Saved data entries:
----

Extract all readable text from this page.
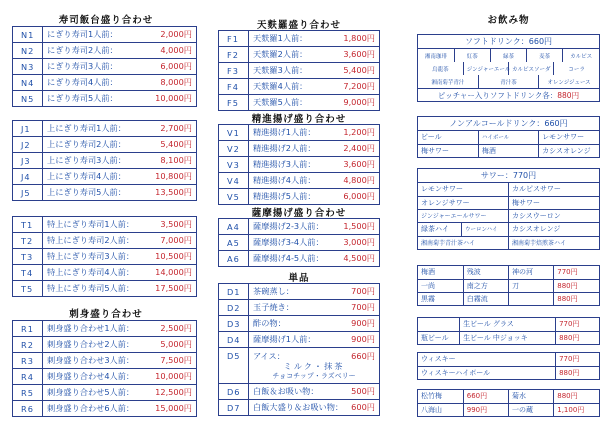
寿司飯台盛り合わせ
N1	にぎり寿司1人前：	2,000円
N2	にぎり寿司2人前：	4,000円
N3	にぎり寿司3人前：	6,000円
N4	にぎり寿司4人前：	8,000円
N5	にぎり寿司5人前：	10,000円
J1	上にぎり寿司1人前：	2,700円
J2	上にぎり寿司2人前：	5,400円
J3	上にぎり寿司3人前：	8,100円
J4	上にぎり寿司4人前：	10,800円
J5	上にぎり寿司5人前：	13,500円
T1	特上にぎり寿司1人前：	3,500円
T2	特上にぎり寿司2人前：	7,000円
T3	特上にぎり寿司3人前：	10,500円
T4	特上にぎり寿司4人前：	14,000円
T5	特上にぎり寿司5人前：	17,500円
刺身盛り合わせ
R1	刺身盛り合わせ1人前：	2,500円
R2	刺身盛り合わせ2人前：	5,000円
R3	刺身盛り合わせ3人前：	7,500円
R4	刺身盛り合わせ4人前：	10,000円
R5	刺身盛り合わせ5人前：	12,500円
R6	刺身盛り合わせ6人前：	15,000円
天麩羅盛り合わせ
F1	天麩羅1人前：	1,800円
F2	天麩羅2人前：	3,600円
F3	天麩羅3人前：	5,400円
F4	天麩羅4人前：	7,200円
F5	天麩羅5人前：	9,000円
精進揚げ盛り合わせ
V1	精進揚げ1人前：	1,200円
V2	精進揚げ2人前：	2,400円
V3	精進揚げ3人前：	3,600円
V4	精進揚げ4人前：	4,800円
V5	精進揚げ5人前：	6,000円
薩摩揚げ盛り合わせ
A4	薩摩揚げ2-3人前：	1,500円
A5	薩摩揚げ3-4人前：	3,000円
A6	薩摩揚げ4-5人前：	4,500円
単品
D1	茶碗蒸し：	700円
D2	玉子焼き：	700円
D3	酢の物：	900円
D4	薩摩揚げ1人前：	900円
D5	アイス： 660円
ミルク・抹茶
チョコチップ・ラズベリー	

D6	白飯＆お吸い物：	500円
D7	白飯大盛り＆お吸い物：	600円
お飲み物
ソフトドリンク：660円
湘南珈琲	紅茶	緑茶	麦茶	カルピス
烏龍茶	ジンジャーエール	カルピスソーダ	コーラ
湘南菊芋青汁	青汁茶	オレンジジュース
ピッチャー入りソフトドリンク各：880円
ノンアルコールドリンク：660円
ビール	ハイボール	レモンサワー
梅サワー	梅酒	カシスオレンジ
サワー：770円
レモンサワー	カルピスサワー
オレンジサワー	梅サワー
ジンジャーエールサワー	カシスウーロン
緑茶ハイ	ウーロンハイ	カシスオレンジ
湘南菊芋青汁茶ハイ	湘南菊芋焙煎茶ハイ
梅酒	残波	神の河	770円
一尚	南之方	刀	880円
黒霧	白霧流		880円
	生ビール グラス	770円
瓶ビール	生ビール 中ジョッキ	880円
ウィスキー	770円
ウィスキーハイボール	880円
松竹梅	660円	菊水	880円
八海山	990円	一の蔵	1,100円
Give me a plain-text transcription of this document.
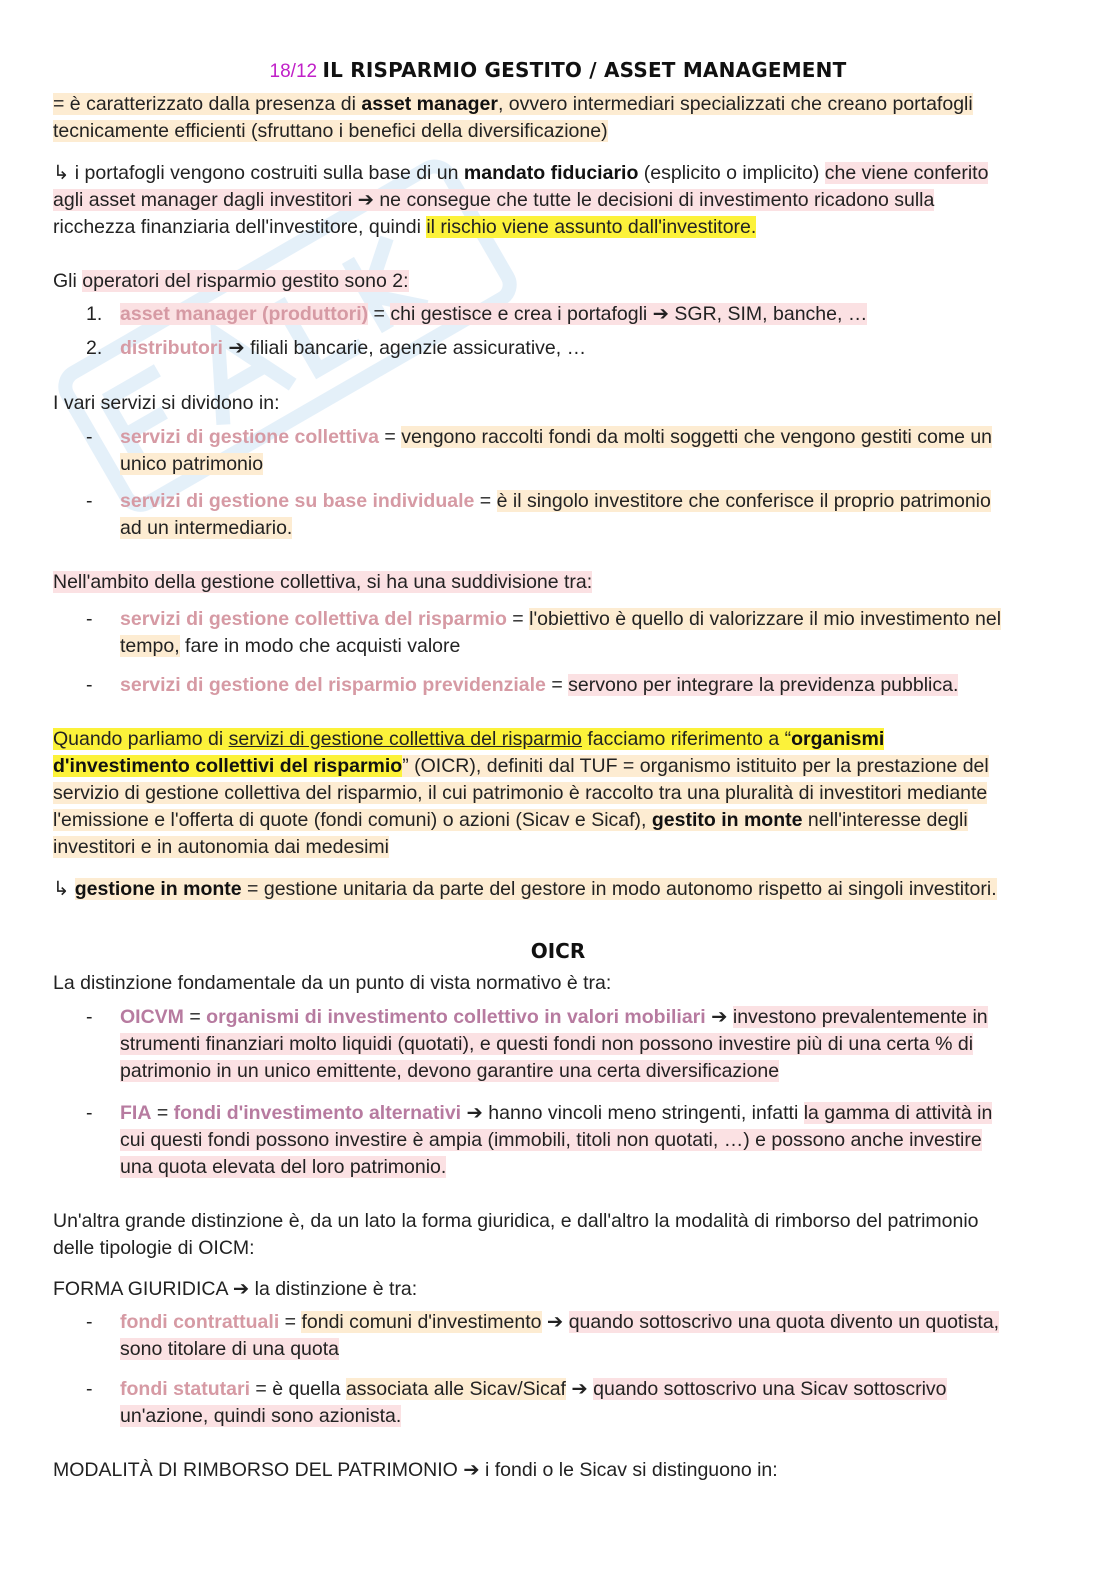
18/12 IL RISPARMIO GESTITO / ASSET MANAGEMENT
= è caratterizzato dalla presenza di asset manager, ovvero intermediari specializzati che creano portafogli
tecnicamente efficienti (sfruttano i benefici della diversificazione)
↳ i portafogli vengono costruiti sulla base di un mandato fiduciario (esplicito o implicito) che viene conferito
agli asset manager dagli investitori ➔ ne consegue che tutte le decisioni di investimento ricadono sulla
ricchezza finanziaria dell'investitore, quindi il rischio viene assunto dall'investitore.
Gli operatori del risparmio gestito sono 2:
1. asset manager (produttori) = chi gestisce e crea i portafogli ➔ SGR, SIM, banche, …
2. distributori ➔ filiali bancarie, agenzie assicurative, …
I vari servizi si dividono in:
- servizi di gestione collettiva = vengono raccolti fondi da molti soggetti che vengono gestiti come un
unico patrimonio
- servizi di gestione su base individuale = è il singolo investitore che conferisce il proprio patrimonio
ad un intermediario.
Nell'ambito della gestione collettiva, si ha una suddivisione tra:
- servizi di gestione collettiva del risparmio = l'obiettivo è quello di valorizzare il mio investimento nel
tempo, fare in modo che acquisti valore
- servizi di gestione del risparmio previdenziale = servono per integrare la previdenza pubblica.
Quando parliamo di servizi di gestione collettiva del risparmio facciamo riferimento a “organismi
d'investimento collettivi del risparmio” (OICR), definiti dal TUF = organismo istituito per la prestazione del
servizio di gestione collettiva del risparmio, il cui patrimonio è raccolto tra una pluralità di investitori mediante
l'emissione e l'offerta di quote (fondi comuni) o azioni (Sicav e Sicaf), gestito in monte nell'interesse degli
investitori e in autonomia dai medesimi
↳ gestione in monte = gestione unitaria da parte del gestore in modo autonomo rispetto ai singoli investitori.
OICR
La distinzione fondamentale da un punto di vista normativo è tra:
- OICVM = organismi di investimento collettivo in valori mobiliari ➔ investono prevalentemente in
strumenti finanziari molto liquidi (quotati), e questi fondi non possono investire più di una certa % di
patrimonio in un unico emittente, devono garantire una certa diversificazione
- FIA = fondi d'investimento alternativi ➔ hanno vincoli meno stringenti, infatti la gamma di attività in
cui questi fondi possono investire è ampia (immobili, titoli non quotati, …) e possono anche investire
una quota elevata del loro patrimonio.
Un'altra grande distinzione è, da un lato la forma giuridica, e dall'altro la modalità di rimborso del patrimonio
delle tipologie di OICM:
FORMA GIURIDICA ➔ la distinzione è tra:
- fondi contrattuali = fondi comuni d'investimento ➔ quando sottoscrivo una quota divento un quotista,
sono titolare di una quota
- fondi statutari = è quella associata alle Sicav/Sicaf ➔ quando sottoscrivo una Sicav sottoscrivo
un'azione, quindi sono azionista.
MODALITÀ DI RIMBORSO DEL PATRIMONIO ➔ i fondi o le Sicav si distinguono in:
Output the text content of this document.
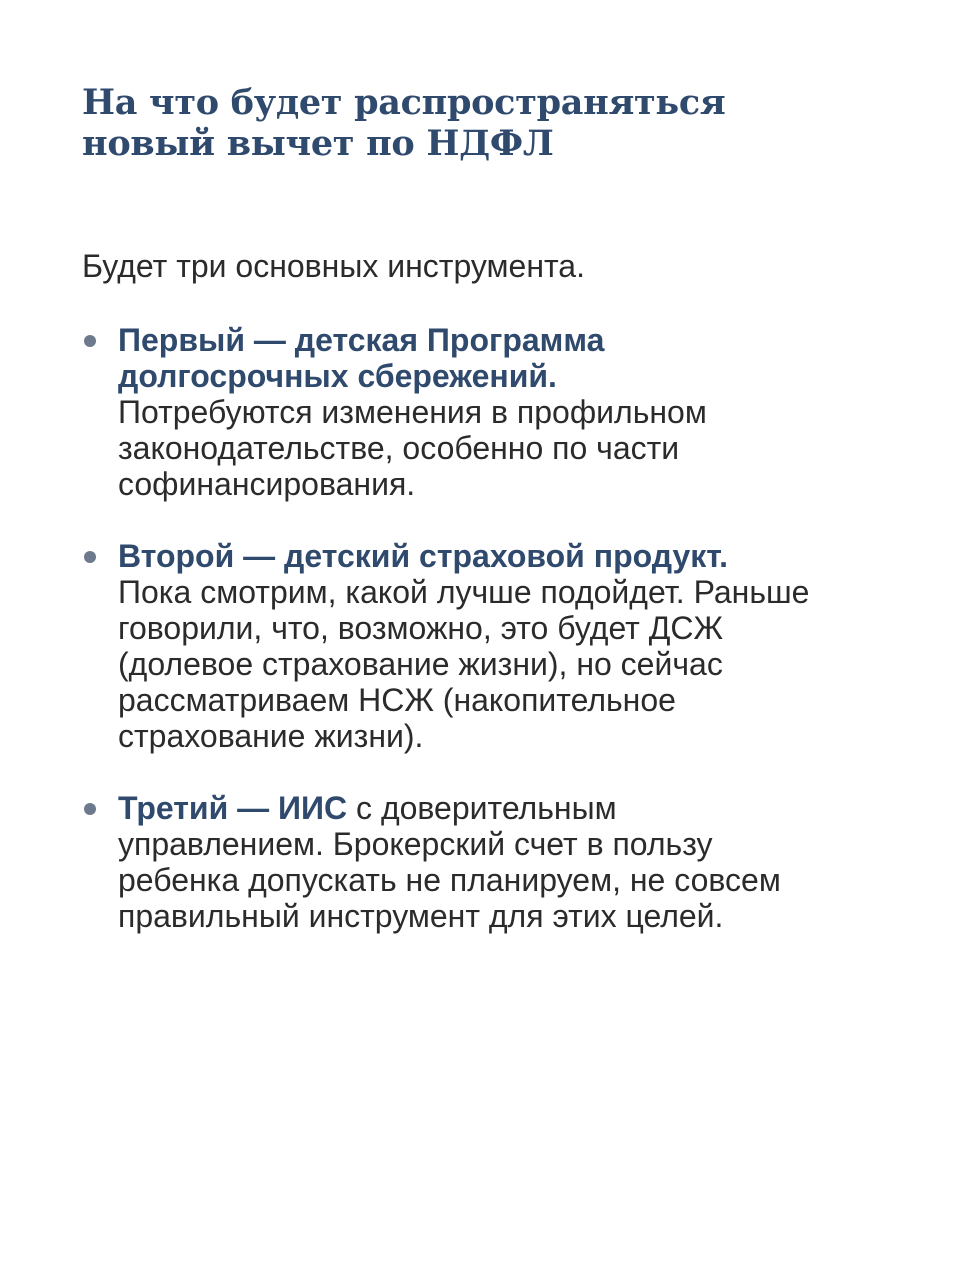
На что будет распространяться
новый вычет по НДФЛ

Будет три основных инструмента.

Первый — детская Программа долгосрочных сбережений.
Потребуются изменения в профильном законодательстве, особенно по части софинансирования.
Второй — детский страховой продукт.
Пока смотрим, какой лучше подойдет. Раньше говорили, что, возможно, это будет ДСЖ (долевое страхование жизни), но сейчас рассматриваем НСЖ (накопительное страхование жизни).
Третий — ИИС с доверительным управлением. Брокерский счет в пользу ребенка допускать не планируем, не совсем правильный инструмент для этих целей.
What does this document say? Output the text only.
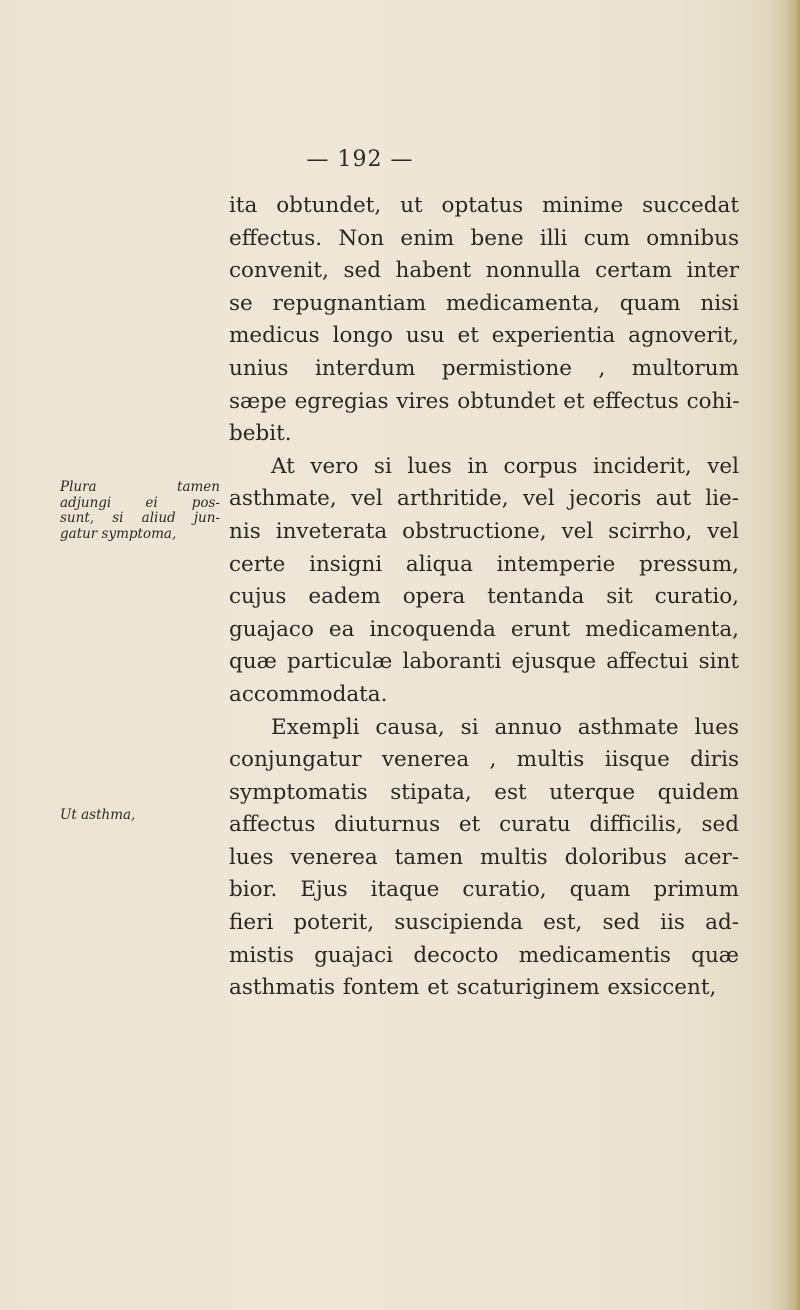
— 192 —

ita obtundet, ut optatus minime succedat
effectus. Non enim bene illi cum omnibus
convenit, sed habent nonnulla certam inter
se repugnantiam medicamenta, quam nisi
medicus longo usu et experientia agnoverit,
unius interdum permistione , multorum
sæpe egregias vires obtundet et effectus cohi-
bebit.
At vero si lues in corpus inciderit, vel
asthmate, vel arthritide, vel jecoris aut lie-
nis inveterata obstructione, vel scirrho, vel
certe insigni aliqua intemperie pressum,
cujus eadem opera tentanda sit curatio,
guajaco ea incoquenda erunt medicamenta,
quæ particulæ laboranti ejusque affectui sint
accommodata.
Exempli causa, si annuo asthmate lues
conjungatur venerea , multis iisque diris
symptomatis stipata, est uterque quidem
affectus diuturnus et curatu difficilis, sed
lues venerea tamen multis doloribus acer-
bior. Ejus itaque curatio, quam primum
fieri poterit, suscipienda est, sed iis ad-
mistis guajaci decocto medicamentis quæ
asthmatis fontem et scaturiginem exsiccent,

Plura tamen
adjungi ei pos-
sunt, si aliud jun-
gatur symptoma,
Ut asthma,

----

PROBLEM REQUIREMENTS: Transcribe every line in the entries above, taking out only the images.

EXERCISE RESULT:
Extract all readable text from this page.
寿司飯台盛り合わせ
N1	にぎり寿司1人前：	2,000円
N2	にぎり寿司2人前：	4,000円
N3	にぎり寿司3人前：	6,000円
N4	にぎり寿司4人前：	8,000円
N5	にぎり寿司5人前：	10,000円
J1	上にぎり寿司1人前：	2,700円
J2	上にぎり寿司2人前：	5,400円
J3	上にぎり寿司3人前：	8,100円
J4	上にぎり寿司4人前：	10,800円
J5	上にぎり寿司5人前：	13,500円
T1	特上にぎり寿司1人前：	3,500円
T2	特上にぎり寿司2人前：	7,000円
T3	特上にぎり寿司3人前：	10,500円
T4	特上にぎり寿司4人前：	14,000円
T5	特上にぎり寿司5人前：	17,500円
刺身盛り合わせ
R1	刺身盛り合わせ1人前：	2,500円
R2	刺身盛り合わせ2人前：	5,000円
R3	刺身盛り合わせ3人前：	7,500円
R4	刺身盛り合わせ4人前：	10,000円
R5	刺身盛り合わせ5人前：	12,500円
R6	刺身盛り合わせ6人前：	15,000円
天麩羅盛り合わせ
F1	天麩羅1人前：	1,800円
F2	天麩羅2人前：	3,600円
F3	天麩羅3人前：	5,400円
F4	天麩羅4人前：	7,200円
F5	天麩羅5人前：	9,000円
精進揚げ盛り合わせ
V1	精進揚げ1人前：	1,200円
V2	精進揚げ2人前：	2,400円
V3	精進揚げ3人前：	3,600円
V4	精進揚げ4人前：	4,800円
V5	精進揚げ5人前：	6,000円
薩摩揚げ盛り合わせ
A4	薩摩揚げ2-3人前：	1,500円
A5	薩摩揚げ3-4人前：	3,000円
A6	薩摩揚げ4-5人前：	4,500円
単品
D1	茶碗蒸し：	700円
D2	玉子焼き：	700円
D3	酢の物：	900円
D4	薩摩揚げ1人前：	900円
D5	アイス： 660円
ミルク・抹茶
チョコチップ・ラズベリー	

D6	白飯＆お吸い物：	500円
D7	白飯大盛り＆お吸い物：	600円
お飲み物
ソフトドリンク：660円
湘南珈琲	紅茶	緑茶	麦茶	カルピス
烏龍茶	ジンジャーエール	カルピスソーダ	コーラ
湘南菊芋青汁	青汁茶	オレンジジュース
ピッチャー入りソフトドリンク各：880円
ノンアルコールドリンク：660円
ビール	ハイボール	レモンサワー
梅サワー	梅酒	カシスオレンジ
サワー：770円
レモンサワー	カルピスサワー
オレンジサワー	梅サワー
ジンジャーエールサワー	カシスウーロン
緑茶ハイ	ウーロンハイ	カシスオレンジ
湘南菊芋青汁茶ハイ	湘南菊芋焙煎茶ハイ
梅酒	残波	神の河	770円
一尚	南之方	刀	880円
黒霧	白霧流		880円
	生ビール グラス	770円
瓶ビール	生ビール 中ジョッキ	880円
ウィスキー	770円
ウィスキーハイボール	880円
松竹梅	660円	菊水	880円
八海山	990円	一の蔵	1,100円
Give me a plain-text transcription of this document.
18/12 IL RISPARMIO GESTITO / ASSET MANAGEMENT
= è caratterizzato dalla presenza di asset manager, ovvero intermediari specializzati che creano portafogli
tecnicamente efficienti (sfruttano i benefici della diversificazione)
↳ i portafogli vengono costruiti sulla base di un mandato fiduciario (esplicito o implicito) che viene conferito
agli asset manager dagli investitori ➔ ne consegue che tutte le decisioni di investimento ricadono sulla
ricchezza finanziaria dell'investitore, quindi il rischio viene assunto dall'investitore.
Gli operatori del risparmio gestito sono 2:
1. asset manager (produttori) = chi gestisce e crea i portafogli ➔ SGR, SIM, banche, …
2. distributori ➔ filiali bancarie, agenzie assicurative, …
I vari servizi si dividono in:
- servizi di gestione collettiva = vengono raccolti fondi da molti soggetti che vengono gestiti come un
unico patrimonio
- servizi di gestione su base individuale = è il singolo investitore che conferisce il proprio patrimonio
ad un intermediario.
Nell'ambito della gestione collettiva, si ha una suddivisione tra:
- servizi di gestione collettiva del risparmio = l'obiettivo è quello di valorizzare il mio investimento nel
tempo, fare in modo che acquisti valore
- servizi di gestione del risparmio previdenziale = servono per integrare la previdenza pubblica.
Quando parliamo di servizi di gestione collettiva del risparmio facciamo riferimento a “organismi
d'investimento collettivi del risparmio” (OICR), definiti dal TUF = organismo istituito per la prestazione del
servizio di gestione collettiva del risparmio, il cui patrimonio è raccolto tra una pluralità di investitori mediante
l'emissione e l'offerta di quote (fondi comuni) o azioni (Sicav e Sicaf), gestito in monte nell'interesse degli
investitori e in autonomia dai medesimi
↳ gestione in monte = gestione unitaria da parte del gestore in modo autonomo rispetto ai singoli investitori.
OICR
La distinzione fondamentale da un punto di vista normativo è tra:
- OICVM = organismi di investimento collettivo in valori mobiliari ➔ investono prevalentemente in
strumenti finanziari molto liquidi (quotati), e questi fondi non possono investire più di una certa % di
patrimonio in un unico emittente, devono garantire una certa diversificazione
- FIA = fondi d'investimento alternativi ➔ hanno vincoli meno stringenti, infatti la gamma di attività in
cui questi fondi possono investire è ampia (immobili, titoli non quotati, …) e possono anche investire
una quota elevata del loro patrimonio.
Un'altra grande distinzione è, da un lato la forma giuridica, e dall'altro la modalità di rimborso del patrimonio
delle tipologie di OICM:
FORMA GIURIDICA ➔ la distinzione è tra:
- fondi contrattuali = fondi comuni d'investimento ➔ quando sottoscrivo una quota divento un quotista,
sono titolare di una quota
- fondi statutari = è quella associata alle Sicav/Sicaf ➔ quando sottoscrivo una Sicav sottoscrivo
un'azione, quindi sono azionista.
MODALITÀ DI RIMBORSO DEL PATRIMONIO ➔ i fondi o le Sicav si distinguono in:
Output the text content of this document.
На что будет распространяться
новый вычет по НДФЛ

Будет три основных инструмента.

Первый — детская Программа долгосрочных сбережений.
Потребуются изменения в профильном законодательстве, особенно по части софинансирования.
Второй — детский страховой продукт.
Пока смотрим, какой лучше подойдет. Раньше говорили, что, возможно, это будет ДСЖ (долевое страхование жизни), но сейчас рассматриваем НСЖ (накопительное страхование жизни).
Третий — ИИС с доверительным управлением. Брокерский счет в пользу ребенка допускать не планируем, не совсем правильный инструмент для этих целей.
What does this document say? Output the text only.
— 192 —

ita obtundet, ut optatus minime succedat
effectus. Non enim bene illi cum omnibus
convenit, sed habent nonnulla certam inter
se repugnantiam medicamenta, quam nisi
medicus longo usu et experientia agnoverit,
unius interdum permistione , multorum
sæpe egregias vires obtundet et effectus cohi-
bebit.
At vero si lues in corpus inciderit, vel
asthmate, vel arthritide, vel jecoris aut lie-
nis inveterata obstructione, vel scirrho, vel
certe insigni aliqua intemperie pressum,
cujus eadem opera tentanda sit curatio,
guajaco ea incoquenda erunt medicamenta,
quæ particulæ laboranti ejusque affectui sint
accommodata.
Exempli causa, si annuo asthmate lues
conjungatur venerea , multis iisque diris
symptomatis stipata, est uterque quidem
affectus diuturnus et curatu difficilis, sed
lues venerea tamen multis doloribus acer-
bior. Ejus itaque curatio, quam primum
fieri poterit, suscipienda est, sed iis ad-
mistis guajaci decocto medicamentis quæ
asthmatis fontem et scaturiginem exsiccent,

Plura tamen
adjungi ei pos-
sunt, si aliud jun-
gatur symptoma,
Ut asthma,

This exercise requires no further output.